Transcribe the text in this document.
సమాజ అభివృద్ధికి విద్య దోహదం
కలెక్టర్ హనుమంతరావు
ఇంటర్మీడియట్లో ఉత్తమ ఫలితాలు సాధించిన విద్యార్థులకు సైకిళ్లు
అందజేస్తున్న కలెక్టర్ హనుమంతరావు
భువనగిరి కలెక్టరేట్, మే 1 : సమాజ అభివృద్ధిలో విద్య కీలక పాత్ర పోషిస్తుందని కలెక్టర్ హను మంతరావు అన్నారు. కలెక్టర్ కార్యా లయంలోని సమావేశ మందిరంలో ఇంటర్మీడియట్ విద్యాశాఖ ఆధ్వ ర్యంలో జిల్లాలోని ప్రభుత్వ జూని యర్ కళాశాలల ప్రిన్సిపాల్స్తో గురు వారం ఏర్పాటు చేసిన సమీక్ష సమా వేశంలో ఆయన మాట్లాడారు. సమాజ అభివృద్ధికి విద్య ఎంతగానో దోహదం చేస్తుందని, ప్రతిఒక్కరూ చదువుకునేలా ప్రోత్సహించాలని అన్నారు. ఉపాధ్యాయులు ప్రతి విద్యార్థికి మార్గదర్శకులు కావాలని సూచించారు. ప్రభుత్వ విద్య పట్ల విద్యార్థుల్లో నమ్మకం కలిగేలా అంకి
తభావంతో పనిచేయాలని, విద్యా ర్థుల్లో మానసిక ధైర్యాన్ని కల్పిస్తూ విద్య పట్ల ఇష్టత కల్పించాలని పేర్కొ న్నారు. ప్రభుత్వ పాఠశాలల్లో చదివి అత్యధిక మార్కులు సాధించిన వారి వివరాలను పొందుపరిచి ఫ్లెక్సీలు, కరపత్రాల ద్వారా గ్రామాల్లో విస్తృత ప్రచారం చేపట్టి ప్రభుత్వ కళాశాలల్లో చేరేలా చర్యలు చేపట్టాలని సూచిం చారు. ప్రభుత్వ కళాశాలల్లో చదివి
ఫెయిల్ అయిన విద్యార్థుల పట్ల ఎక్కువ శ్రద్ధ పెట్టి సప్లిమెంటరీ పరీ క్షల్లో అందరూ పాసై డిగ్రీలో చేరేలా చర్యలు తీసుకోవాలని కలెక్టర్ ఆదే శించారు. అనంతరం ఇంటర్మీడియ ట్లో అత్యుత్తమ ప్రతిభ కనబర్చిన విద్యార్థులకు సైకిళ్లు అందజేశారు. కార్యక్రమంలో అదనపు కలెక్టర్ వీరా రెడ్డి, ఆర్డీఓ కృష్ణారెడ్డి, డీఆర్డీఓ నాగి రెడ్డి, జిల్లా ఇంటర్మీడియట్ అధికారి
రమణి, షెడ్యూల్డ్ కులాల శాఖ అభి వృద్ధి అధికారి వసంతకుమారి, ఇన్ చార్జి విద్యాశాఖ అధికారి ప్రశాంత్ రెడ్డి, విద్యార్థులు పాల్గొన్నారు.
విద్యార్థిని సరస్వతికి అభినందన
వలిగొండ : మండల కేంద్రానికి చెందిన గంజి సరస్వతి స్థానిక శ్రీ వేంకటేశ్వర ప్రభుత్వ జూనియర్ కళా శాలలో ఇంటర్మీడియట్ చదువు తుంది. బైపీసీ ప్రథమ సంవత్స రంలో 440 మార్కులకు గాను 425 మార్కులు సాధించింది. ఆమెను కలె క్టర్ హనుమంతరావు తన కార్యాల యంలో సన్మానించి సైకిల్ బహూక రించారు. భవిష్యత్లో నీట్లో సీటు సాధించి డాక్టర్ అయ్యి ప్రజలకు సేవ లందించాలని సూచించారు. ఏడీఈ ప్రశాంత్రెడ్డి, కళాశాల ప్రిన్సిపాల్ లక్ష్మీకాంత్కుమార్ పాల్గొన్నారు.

Your goal:
Repeat every line of the data, exactly and in full.

Result:
Transcribe the text in this document.
సమాజ అభివృద్ధికి విద్య దోహదం
కలెక్టర్ హనుమంతరావు
ఇంటర్మీడియట్లో ఉత్తమ ఫలితాలు సాధించిన విద్యార్థులకు సైకిళ్లు
అందజేస్తున్న కలెక్టర్ హనుమంతరావు
భువనగిరి కలెక్టరేట్, మే 1 : సమాజ అభివృద్ధిలో విద్య కీలక పాత్ర పోషిస్తుందని కలెక్టర్ హను మంతరావు అన్నారు. కలెక్టర్ కార్యా లయంలోని సమావేశ మందిరంలో ఇంటర్మీడియట్ విద్యాశాఖ ఆధ్వ ర్యంలో జిల్లాలోని ప్రభుత్వ జూని యర్ కళాశాలల ప్రిన్సిపాల్స్తో గురు వారం ఏర్పాటు చేసిన సమీక్ష సమా వేశంలో ఆయన మాట్లాడారు. సమాజ అభివృద్ధికి విద్య ఎంతగానో దోహదం చేస్తుందని, ప్రతిఒక్కరూ చదువుకునేలా ప్రోత్సహించాలని అన్నారు. ఉపాధ్యాయులు ప్రతి విద్యార్థికి మార్గదర్శకులు కావాలని సూచించారు. ప్రభుత్వ విద్య పట్ల విద్యార్థుల్లో నమ్మకం కలిగేలా అంకి
తభావంతో పనిచేయాలని, విద్యా ర్థుల్లో మానసిక ధైర్యాన్ని కల్పిస్తూ విద్య పట్ల ఇష్టత కల్పించాలని పేర్కొ న్నారు. ప్రభుత్వ పాఠశాలల్లో చదివి అత్యధిక మార్కులు సాధించిన వారి వివరాలను పొందుపరిచి ఫ్లెక్సీలు, కరపత్రాల ద్వారా గ్రామాల్లో విస్తృత ప్రచారం చేపట్టి ప్రభుత్వ కళాశాలల్లో చేరేలా చర్యలు చేపట్టాలని సూచిం చారు. ప్రభుత్వ కళాశాలల్లో చదివి
ఫెయిల్ అయిన విద్యార్థుల పట్ల ఎక్కువ శ్రద్ధ పెట్టి సప్లిమెంటరీ పరీ క్షల్లో అందరూ పాసై డిగ్రీలో చేరేలా చర్యలు తీసుకోవాలని కలెక్టర్ ఆదే శించారు. అనంతరం ఇంటర్మీడియ ట్లో అత్యుత్తమ ప్రతిభ కనబర్చిన విద్యార్థులకు సైకిళ్లు అందజేశారు. కార్యక్రమంలో అదనపు కలెక్టర్ వీరా రెడ్డి, ఆర్డీఓ కృష్ణారెడ్డి, డీఆర్డీఓ నాగి రెడ్డి, జిల్లా ఇంటర్మీడియట్ అధికారి
రమణి, షెడ్యూల్డ్ కులాల శాఖ అభి వృద్ధి అధికారి వసంతకుమారి, ఇన్ చార్జి విద్యాశాఖ అధికారి ప్రశాంత్ రెడ్డి, విద్యార్థులు పాల్గొన్నారు.
విద్యార్థిని సరస్వతికి అభినందన
వలిగొండ : మండల కేంద్రానికి చెందిన గంజి సరస్వతి స్థానిక శ్రీ వేంకటేశ్వర ప్రభుత్వ జూనియర్ కళా శాలలో ఇంటర్మీడియట్ చదువు తుంది. బైపీసీ ప్రథమ సంవత్స రంలో 440 మార్కులకు గాను 425 మార్కులు సాధించింది. ఆమెను కలె క్టర్ హనుమంతరావు తన కార్యాల యంలో సన్మానించి సైకిల్ బహూక రించారు. భవిష్యత్లో నీట్లో సీటు సాధించి డాక్టర్ అయ్యి ప్రజలకు సేవ లందించాలని సూచించారు. ఏడీఈ ప్రశాంత్రెడ్డి, కళాశాల ప్రిన్సిపాల్ లక్ష్మీకాంత్కుమార్ పాల్గొన్నారు.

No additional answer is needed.